- PROBLEM DETAILS: Pick out each line in the entries below that contains the string "badge" and copy it. Treat the match as case-sensitive.

┌────────

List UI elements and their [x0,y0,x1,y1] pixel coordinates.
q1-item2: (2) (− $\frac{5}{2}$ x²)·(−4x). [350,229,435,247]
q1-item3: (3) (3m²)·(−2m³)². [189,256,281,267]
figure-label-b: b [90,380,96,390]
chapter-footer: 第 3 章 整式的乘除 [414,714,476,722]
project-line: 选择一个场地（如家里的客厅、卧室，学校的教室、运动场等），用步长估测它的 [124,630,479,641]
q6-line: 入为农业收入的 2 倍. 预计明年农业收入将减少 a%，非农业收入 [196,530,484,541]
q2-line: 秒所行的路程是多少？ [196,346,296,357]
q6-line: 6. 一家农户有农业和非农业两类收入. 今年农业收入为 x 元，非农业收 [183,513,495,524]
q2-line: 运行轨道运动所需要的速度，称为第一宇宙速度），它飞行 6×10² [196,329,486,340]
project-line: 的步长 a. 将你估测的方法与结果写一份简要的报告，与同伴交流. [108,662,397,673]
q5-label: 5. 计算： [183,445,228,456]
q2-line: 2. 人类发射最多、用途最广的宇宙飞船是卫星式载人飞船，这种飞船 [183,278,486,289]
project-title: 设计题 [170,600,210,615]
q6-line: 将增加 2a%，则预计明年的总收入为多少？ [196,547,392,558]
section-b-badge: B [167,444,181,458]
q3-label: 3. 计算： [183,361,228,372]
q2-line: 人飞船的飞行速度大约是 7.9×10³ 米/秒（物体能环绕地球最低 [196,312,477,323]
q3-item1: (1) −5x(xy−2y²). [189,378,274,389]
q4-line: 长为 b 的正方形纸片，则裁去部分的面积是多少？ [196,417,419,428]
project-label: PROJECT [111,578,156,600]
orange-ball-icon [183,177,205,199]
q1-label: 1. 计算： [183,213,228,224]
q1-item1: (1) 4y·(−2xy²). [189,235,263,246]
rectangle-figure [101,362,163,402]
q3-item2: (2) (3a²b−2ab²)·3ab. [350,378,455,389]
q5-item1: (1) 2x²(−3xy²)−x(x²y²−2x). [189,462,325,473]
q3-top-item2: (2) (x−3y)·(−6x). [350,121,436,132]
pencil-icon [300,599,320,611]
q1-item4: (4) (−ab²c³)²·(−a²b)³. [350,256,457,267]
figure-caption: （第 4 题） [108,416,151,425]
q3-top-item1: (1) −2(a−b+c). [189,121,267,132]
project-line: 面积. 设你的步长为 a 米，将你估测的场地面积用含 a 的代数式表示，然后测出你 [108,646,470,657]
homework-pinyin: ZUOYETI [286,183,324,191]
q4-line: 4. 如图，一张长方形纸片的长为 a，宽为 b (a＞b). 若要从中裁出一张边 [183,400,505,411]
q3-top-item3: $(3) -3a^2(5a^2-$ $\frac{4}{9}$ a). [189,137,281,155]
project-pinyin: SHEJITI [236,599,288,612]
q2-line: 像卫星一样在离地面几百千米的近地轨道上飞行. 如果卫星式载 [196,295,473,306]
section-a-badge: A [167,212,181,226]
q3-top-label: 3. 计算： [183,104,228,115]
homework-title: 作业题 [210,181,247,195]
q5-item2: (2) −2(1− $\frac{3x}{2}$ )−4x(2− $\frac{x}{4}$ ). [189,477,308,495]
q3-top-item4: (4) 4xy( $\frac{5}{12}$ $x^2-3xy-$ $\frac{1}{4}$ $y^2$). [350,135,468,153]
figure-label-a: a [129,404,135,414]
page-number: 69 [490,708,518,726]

└────────

- REPLY TO THE EXERCISE:
section-b-badge: B [167,444,181,458]
section-a-badge: A [167,212,181,226]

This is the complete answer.